• _What you are asked to do_
Return each line of the data below exactly, omitting any pictures.

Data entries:
-------------------------

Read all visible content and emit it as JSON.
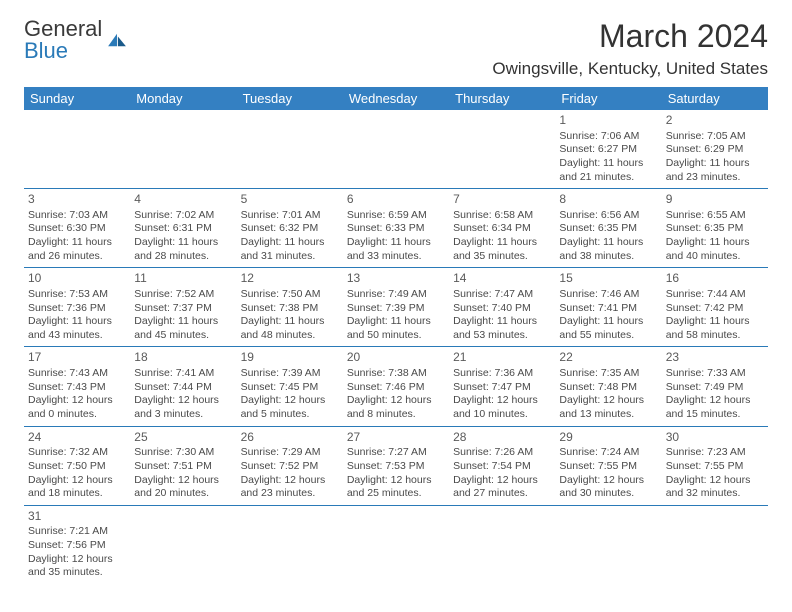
{
  "logo": {
    "text_general": "General",
    "text_blue": "Blue"
  },
  "header": {
    "month_title": "March 2024",
    "location": "Owingsville, Kentucky, United States"
  },
  "colors": {
    "header_bg": "#3480c2",
    "header_text": "#ffffff",
    "border": "#2a7ab8",
    "body_text": "#4a4a4a",
    "logo_blue": "#2a7ab8"
  },
  "weekdays": [
    "Sunday",
    "Monday",
    "Tuesday",
    "Wednesday",
    "Thursday",
    "Friday",
    "Saturday"
  ],
  "weeks": [
    [
      null,
      null,
      null,
      null,
      null,
      {
        "day": "1",
        "sunrise": "Sunrise: 7:06 AM",
        "sunset": "Sunset: 6:27 PM",
        "daylight": "Daylight: 11 hours and 21 minutes."
      },
      {
        "day": "2",
        "sunrise": "Sunrise: 7:05 AM",
        "sunset": "Sunset: 6:29 PM",
        "daylight": "Daylight: 11 hours and 23 minutes."
      }
    ],
    [
      {
        "day": "3",
        "sunrise": "Sunrise: 7:03 AM",
        "sunset": "Sunset: 6:30 PM",
        "daylight": "Daylight: 11 hours and 26 minutes."
      },
      {
        "day": "4",
        "sunrise": "Sunrise: 7:02 AM",
        "sunset": "Sunset: 6:31 PM",
        "daylight": "Daylight: 11 hours and 28 minutes."
      },
      {
        "day": "5",
        "sunrise": "Sunrise: 7:01 AM",
        "sunset": "Sunset: 6:32 PM",
        "daylight": "Daylight: 11 hours and 31 minutes."
      },
      {
        "day": "6",
        "sunrise": "Sunrise: 6:59 AM",
        "sunset": "Sunset: 6:33 PM",
        "daylight": "Daylight: 11 hours and 33 minutes."
      },
      {
        "day": "7",
        "sunrise": "Sunrise: 6:58 AM",
        "sunset": "Sunset: 6:34 PM",
        "daylight": "Daylight: 11 hours and 35 minutes."
      },
      {
        "day": "8",
        "sunrise": "Sunrise: 6:56 AM",
        "sunset": "Sunset: 6:35 PM",
        "daylight": "Daylight: 11 hours and 38 minutes."
      },
      {
        "day": "9",
        "sunrise": "Sunrise: 6:55 AM",
        "sunset": "Sunset: 6:35 PM",
        "daylight": "Daylight: 11 hours and 40 minutes."
      }
    ],
    [
      {
        "day": "10",
        "sunrise": "Sunrise: 7:53 AM",
        "sunset": "Sunset: 7:36 PM",
        "daylight": "Daylight: 11 hours and 43 minutes."
      },
      {
        "day": "11",
        "sunrise": "Sunrise: 7:52 AM",
        "sunset": "Sunset: 7:37 PM",
        "daylight": "Daylight: 11 hours and 45 minutes."
      },
      {
        "day": "12",
        "sunrise": "Sunrise: 7:50 AM",
        "sunset": "Sunset: 7:38 PM",
        "daylight": "Daylight: 11 hours and 48 minutes."
      },
      {
        "day": "13",
        "sunrise": "Sunrise: 7:49 AM",
        "sunset": "Sunset: 7:39 PM",
        "daylight": "Daylight: 11 hours and 50 minutes."
      },
      {
        "day": "14",
        "sunrise": "Sunrise: 7:47 AM",
        "sunset": "Sunset: 7:40 PM",
        "daylight": "Daylight: 11 hours and 53 minutes."
      },
      {
        "day": "15",
        "sunrise": "Sunrise: 7:46 AM",
        "sunset": "Sunset: 7:41 PM",
        "daylight": "Daylight: 11 hours and 55 minutes."
      },
      {
        "day": "16",
        "sunrise": "Sunrise: 7:44 AM",
        "sunset": "Sunset: 7:42 PM",
        "daylight": "Daylight: 11 hours and 58 minutes."
      }
    ],
    [
      {
        "day": "17",
        "sunrise": "Sunrise: 7:43 AM",
        "sunset": "Sunset: 7:43 PM",
        "daylight": "Daylight: 12 hours and 0 minutes."
      },
      {
        "day": "18",
        "sunrise": "Sunrise: 7:41 AM",
        "sunset": "Sunset: 7:44 PM",
        "daylight": "Daylight: 12 hours and 3 minutes."
      },
      {
        "day": "19",
        "sunrise": "Sunrise: 7:39 AM",
        "sunset": "Sunset: 7:45 PM",
        "daylight": "Daylight: 12 hours and 5 minutes."
      },
      {
        "day": "20",
        "sunrise": "Sunrise: 7:38 AM",
        "sunset": "Sunset: 7:46 PM",
        "daylight": "Daylight: 12 hours and 8 minutes."
      },
      {
        "day": "21",
        "sunrise": "Sunrise: 7:36 AM",
        "sunset": "Sunset: 7:47 PM",
        "daylight": "Daylight: 12 hours and 10 minutes."
      },
      {
        "day": "22",
        "sunrise": "Sunrise: 7:35 AM",
        "sunset": "Sunset: 7:48 PM",
        "daylight": "Daylight: 12 hours and 13 minutes."
      },
      {
        "day": "23",
        "sunrise": "Sunrise: 7:33 AM",
        "sunset": "Sunset: 7:49 PM",
        "daylight": "Daylight: 12 hours and 15 minutes."
      }
    ],
    [
      {
        "day": "24",
        "sunrise": "Sunrise: 7:32 AM",
        "sunset": "Sunset: 7:50 PM",
        "daylight": "Daylight: 12 hours and 18 minutes."
      },
      {
        "day": "25",
        "sunrise": "Sunrise: 7:30 AM",
        "sunset": "Sunset: 7:51 PM",
        "daylight": "Daylight: 12 hours and 20 minutes."
      },
      {
        "day": "26",
        "sunrise": "Sunrise: 7:29 AM",
        "sunset": "Sunset: 7:52 PM",
        "daylight": "Daylight: 12 hours and 23 minutes."
      },
      {
        "day": "27",
        "sunrise": "Sunrise: 7:27 AM",
        "sunset": "Sunset: 7:53 PM",
        "daylight": "Daylight: 12 hours and 25 minutes."
      },
      {
        "day": "28",
        "sunrise": "Sunrise: 7:26 AM",
        "sunset": "Sunset: 7:54 PM",
        "daylight": "Daylight: 12 hours and 27 minutes."
      },
      {
        "day": "29",
        "sunrise": "Sunrise: 7:24 AM",
        "sunset": "Sunset: 7:55 PM",
        "daylight": "Daylight: 12 hours and 30 minutes."
      },
      {
        "day": "30",
        "sunrise": "Sunrise: 7:23 AM",
        "sunset": "Sunset: 7:55 PM",
        "daylight": "Daylight: 12 hours and 32 minutes."
      }
    ],
    [
      {
        "day": "31",
        "sunrise": "Sunrise: 7:21 AM",
        "sunset": "Sunset: 7:56 PM",
        "daylight": "Daylight: 12 hours and 35 minutes."
      },
      null,
      null,
      null,
      null,
      null,
      null
    ]
  ]
}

-------------------------

• _Full output_
Read all visible content and emit it as JSON.
{
  "logo": {
    "text_general": "General",
    "text_blue": "Blue"
  },
  "header": {
    "month_title": "March 2024",
    "location": "Owingsville, Kentucky, United States"
  },
  "colors": {
    "header_bg": "#3480c2",
    "header_text": "#ffffff",
    "border": "#2a7ab8",
    "body_text": "#4a4a4a",
    "logo_blue": "#2a7ab8"
  },
  "weekdays": [
    "Sunday",
    "Monday",
    "Tuesday",
    "Wednesday",
    "Thursday",
    "Friday",
    "Saturday"
  ],
  "weeks": [
    [
      null,
      null,
      null,
      null,
      null,
      {
        "day": "1",
        "sunrise": "Sunrise: 7:06 AM",
        "sunset": "Sunset: 6:27 PM",
        "daylight": "Daylight: 11 hours and 21 minutes."
      },
      {
        "day": "2",
        "sunrise": "Sunrise: 7:05 AM",
        "sunset": "Sunset: 6:29 PM",
        "daylight": "Daylight: 11 hours and 23 minutes."
      }
    ],
    [
      {
        "day": "3",
        "sunrise": "Sunrise: 7:03 AM",
        "sunset": "Sunset: 6:30 PM",
        "daylight": "Daylight: 11 hours and 26 minutes."
      },
      {
        "day": "4",
        "sunrise": "Sunrise: 7:02 AM",
        "sunset": "Sunset: 6:31 PM",
        "daylight": "Daylight: 11 hours and 28 minutes."
      },
      {
        "day": "5",
        "sunrise": "Sunrise: 7:01 AM",
        "sunset": "Sunset: 6:32 PM",
        "daylight": "Daylight: 11 hours and 31 minutes."
      },
      {
        "day": "6",
        "sunrise": "Sunrise: 6:59 AM",
        "sunset": "Sunset: 6:33 PM",
        "daylight": "Daylight: 11 hours and 33 minutes."
      },
      {
        "day": "7",
        "sunrise": "Sunrise: 6:58 AM",
        "sunset": "Sunset: 6:34 PM",
        "daylight": "Daylight: 11 hours and 35 minutes."
      },
      {
        "day": "8",
        "sunrise": "Sunrise: 6:56 AM",
        "sunset": "Sunset: 6:35 PM",
        "daylight": "Daylight: 11 hours and 38 minutes."
      },
      {
        "day": "9",
        "sunrise": "Sunrise: 6:55 AM",
        "sunset": "Sunset: 6:35 PM",
        "daylight": "Daylight: 11 hours and 40 minutes."
      }
    ],
    [
      {
        "day": "10",
        "sunrise": "Sunrise: 7:53 AM",
        "sunset": "Sunset: 7:36 PM",
        "daylight": "Daylight: 11 hours and 43 minutes."
      },
      {
        "day": "11",
        "sunrise": "Sunrise: 7:52 AM",
        "sunset": "Sunset: 7:37 PM",
        "daylight": "Daylight: 11 hours and 45 minutes."
      },
      {
        "day": "12",
        "sunrise": "Sunrise: 7:50 AM",
        "sunset": "Sunset: 7:38 PM",
        "daylight": "Daylight: 11 hours and 48 minutes."
      },
      {
        "day": "13",
        "sunrise": "Sunrise: 7:49 AM",
        "sunset": "Sunset: 7:39 PM",
        "daylight": "Daylight: 11 hours and 50 minutes."
      },
      {
        "day": "14",
        "sunrise": "Sunrise: 7:47 AM",
        "sunset": "Sunset: 7:40 PM",
        "daylight": "Daylight: 11 hours and 53 minutes."
      },
      {
        "day": "15",
        "sunrise": "Sunrise: 7:46 AM",
        "sunset": "Sunset: 7:41 PM",
        "daylight": "Daylight: 11 hours and 55 minutes."
      },
      {
        "day": "16",
        "sunrise": "Sunrise: 7:44 AM",
        "sunset": "Sunset: 7:42 PM",
        "daylight": "Daylight: 11 hours and 58 minutes."
      }
    ],
    [
      {
        "day": "17",
        "sunrise": "Sunrise: 7:43 AM",
        "sunset": "Sunset: 7:43 PM",
        "daylight": "Daylight: 12 hours and 0 minutes."
      },
      {
        "day": "18",
        "sunrise": "Sunrise: 7:41 AM",
        "sunset": "Sunset: 7:44 PM",
        "daylight": "Daylight: 12 hours and 3 minutes."
      },
      {
        "day": "19",
        "sunrise": "Sunrise: 7:39 AM",
        "sunset": "Sunset: 7:45 PM",
        "daylight": "Daylight: 12 hours and 5 minutes."
      },
      {
        "day": "20",
        "sunrise": "Sunrise: 7:38 AM",
        "sunset": "Sunset: 7:46 PM",
        "daylight": "Daylight: 12 hours and 8 minutes."
      },
      {
        "day": "21",
        "sunrise": "Sunrise: 7:36 AM",
        "sunset": "Sunset: 7:47 PM",
        "daylight": "Daylight: 12 hours and 10 minutes."
      },
      {
        "day": "22",
        "sunrise": "Sunrise: 7:35 AM",
        "sunset": "Sunset: 7:48 PM",
        "daylight": "Daylight: 12 hours and 13 minutes."
      },
      {
        "day": "23",
        "sunrise": "Sunrise: 7:33 AM",
        "sunset": "Sunset: 7:49 PM",
        "daylight": "Daylight: 12 hours and 15 minutes."
      }
    ],
    [
      {
        "day": "24",
        "sunrise": "Sunrise: 7:32 AM",
        "sunset": "Sunset: 7:50 PM",
        "daylight": "Daylight: 12 hours and 18 minutes."
      },
      {
        "day": "25",
        "sunrise": "Sunrise: 7:30 AM",
        "sunset": "Sunset: 7:51 PM",
        "daylight": "Daylight: 12 hours and 20 minutes."
      },
      {
        "day": "26",
        "sunrise": "Sunrise: 7:29 AM",
        "sunset": "Sunset: 7:52 PM",
        "daylight": "Daylight: 12 hours and 23 minutes."
      },
      {
        "day": "27",
        "sunrise": "Sunrise: 7:27 AM",
        "sunset": "Sunset: 7:53 PM",
        "daylight": "Daylight: 12 hours and 25 minutes."
      },
      {
        "day": "28",
        "sunrise": "Sunrise: 7:26 AM",
        "sunset": "Sunset: 7:54 PM",
        "daylight": "Daylight: 12 hours and 27 minutes."
      },
      {
        "day": "29",
        "sunrise": "Sunrise: 7:24 AM",
        "sunset": "Sunset: 7:55 PM",
        "daylight": "Daylight: 12 hours and 30 minutes."
      },
      {
        "day": "30",
        "sunrise": "Sunrise: 7:23 AM",
        "sunset": "Sunset: 7:55 PM",
        "daylight": "Daylight: 12 hours and 32 minutes."
      }
    ],
    [
      {
        "day": "31",
        "sunrise": "Sunrise: 7:21 AM",
        "sunset": "Sunset: 7:56 PM",
        "daylight": "Daylight: 12 hours and 35 minutes."
      },
      null,
      null,
      null,
      null,
      null,
      null
    ]
  ]
}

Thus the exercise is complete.